begin Data shown

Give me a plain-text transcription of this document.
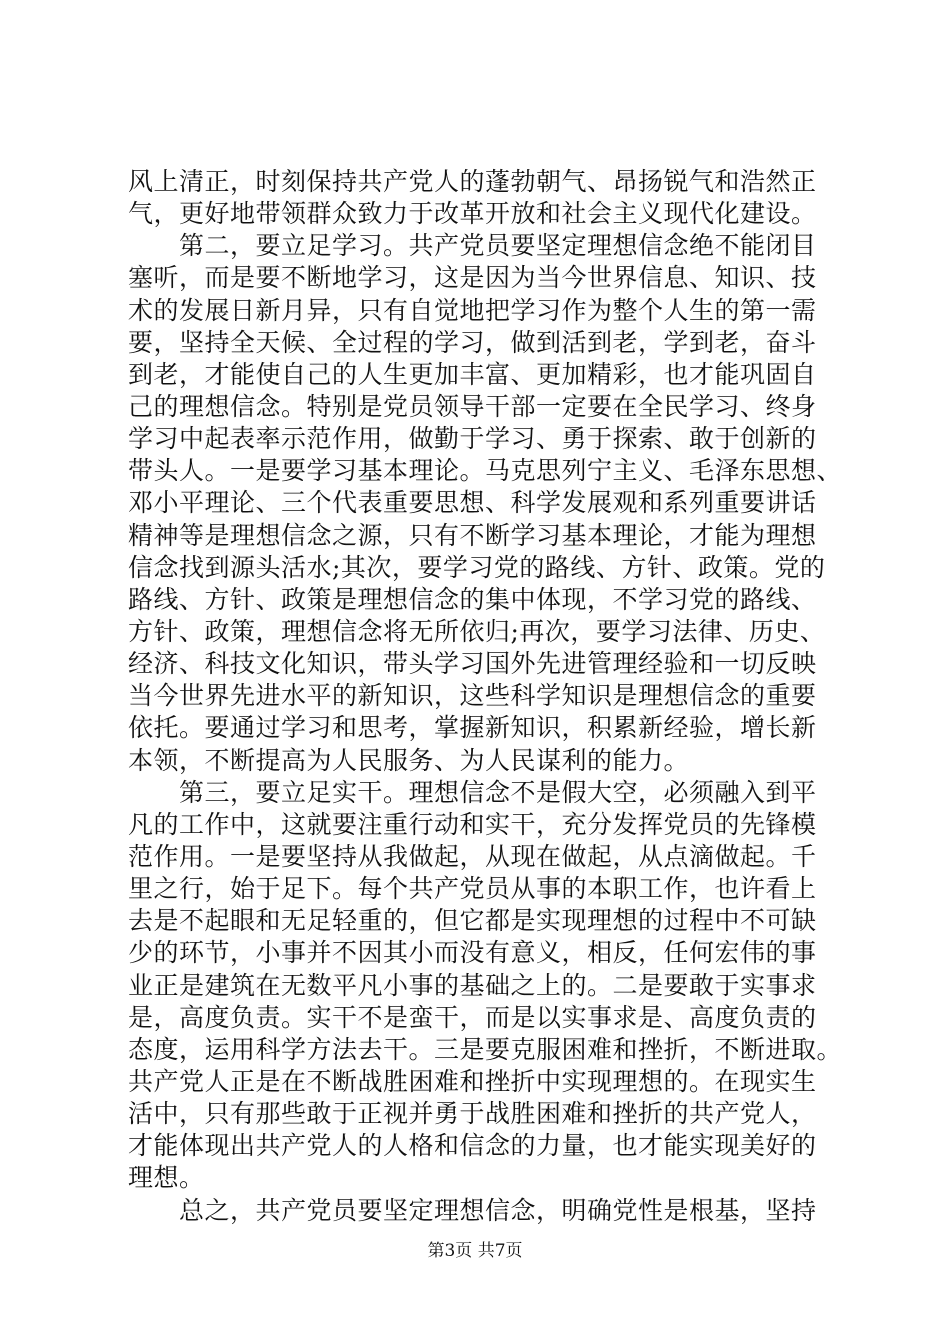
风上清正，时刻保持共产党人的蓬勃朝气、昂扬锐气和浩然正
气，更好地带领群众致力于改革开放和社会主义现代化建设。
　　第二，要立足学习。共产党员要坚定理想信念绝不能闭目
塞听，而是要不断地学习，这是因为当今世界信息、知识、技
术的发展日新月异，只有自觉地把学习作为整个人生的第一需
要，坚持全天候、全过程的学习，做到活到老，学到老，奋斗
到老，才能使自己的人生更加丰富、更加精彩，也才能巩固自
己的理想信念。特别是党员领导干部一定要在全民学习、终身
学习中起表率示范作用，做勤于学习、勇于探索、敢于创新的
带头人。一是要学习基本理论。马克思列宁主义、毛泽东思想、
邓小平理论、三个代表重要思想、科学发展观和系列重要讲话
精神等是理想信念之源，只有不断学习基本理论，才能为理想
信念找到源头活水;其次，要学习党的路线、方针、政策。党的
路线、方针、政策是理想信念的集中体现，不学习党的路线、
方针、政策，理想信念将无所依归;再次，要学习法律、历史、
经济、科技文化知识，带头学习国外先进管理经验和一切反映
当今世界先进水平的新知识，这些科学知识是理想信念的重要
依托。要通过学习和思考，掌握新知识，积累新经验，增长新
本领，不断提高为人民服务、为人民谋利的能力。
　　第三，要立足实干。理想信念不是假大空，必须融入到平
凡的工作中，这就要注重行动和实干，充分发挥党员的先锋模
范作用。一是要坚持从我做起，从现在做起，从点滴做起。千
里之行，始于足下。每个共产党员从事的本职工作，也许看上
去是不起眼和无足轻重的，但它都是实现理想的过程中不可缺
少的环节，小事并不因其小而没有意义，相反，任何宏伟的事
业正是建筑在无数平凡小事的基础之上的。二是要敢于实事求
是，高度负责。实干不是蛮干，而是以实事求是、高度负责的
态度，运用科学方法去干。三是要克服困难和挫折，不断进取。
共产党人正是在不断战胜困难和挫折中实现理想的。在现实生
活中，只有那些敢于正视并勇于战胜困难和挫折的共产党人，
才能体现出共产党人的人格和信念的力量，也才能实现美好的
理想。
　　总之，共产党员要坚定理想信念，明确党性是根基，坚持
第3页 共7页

end Data shown

> **Description of the task**:
Copy all of the entries verbatim, leaving out any pictures they contain.

> **Output below**:
Give me a plain-text transcription of this document.
风上清正，时刻保持共产党人的蓬勃朝气、昂扬锐气和浩然正
气，更好地带领群众致力于改革开放和社会主义现代化建设。
　　第二，要立足学习。共产党员要坚定理想信念绝不能闭目
塞听，而是要不断地学习，这是因为当今世界信息、知识、技
术的发展日新月异，只有自觉地把学习作为整个人生的第一需
要，坚持全天候、全过程的学习，做到活到老，学到老，奋斗
到老，才能使自己的人生更加丰富、更加精彩，也才能巩固自
己的理想信念。特别是党员领导干部一定要在全民学习、终身
学习中起表率示范作用，做勤于学习、勇于探索、敢于创新的
带头人。一是要学习基本理论。马克思列宁主义、毛泽东思想、
邓小平理论、三个代表重要思想、科学发展观和系列重要讲话
精神等是理想信念之源，只有不断学习基本理论，才能为理想
信念找到源头活水;其次，要学习党的路线、方针、政策。党的
路线、方针、政策是理想信念的集中体现，不学习党的路线、
方针、政策，理想信念将无所依归;再次，要学习法律、历史、
经济、科技文化知识，带头学习国外先进管理经验和一切反映
当今世界先进水平的新知识，这些科学知识是理想信念的重要
依托。要通过学习和思考，掌握新知识，积累新经验，增长新
本领，不断提高为人民服务、为人民谋利的能力。
　　第三，要立足实干。理想信念不是假大空，必须融入到平
凡的工作中，这就要注重行动和实干，充分发挥党员的先锋模
范作用。一是要坚持从我做起，从现在做起，从点滴做起。千
里之行，始于足下。每个共产党员从事的本职工作，也许看上
去是不起眼和无足轻重的，但它都是实现理想的过程中不可缺
少的环节，小事并不因其小而没有意义，相反，任何宏伟的事
业正是建筑在无数平凡小事的基础之上的。二是要敢于实事求
是，高度负责。实干不是蛮干，而是以实事求是、高度负责的
态度，运用科学方法去干。三是要克服困难和挫折，不断进取。
共产党人正是在不断战胜困难和挫折中实现理想的。在现实生
活中，只有那些敢于正视并勇于战胜困难和挫折的共产党人，
才能体现出共产党人的人格和信念的力量，也才能实现美好的
理想。
　　总之，共产党员要坚定理想信念，明确党性是根基，坚持
第3页 共7页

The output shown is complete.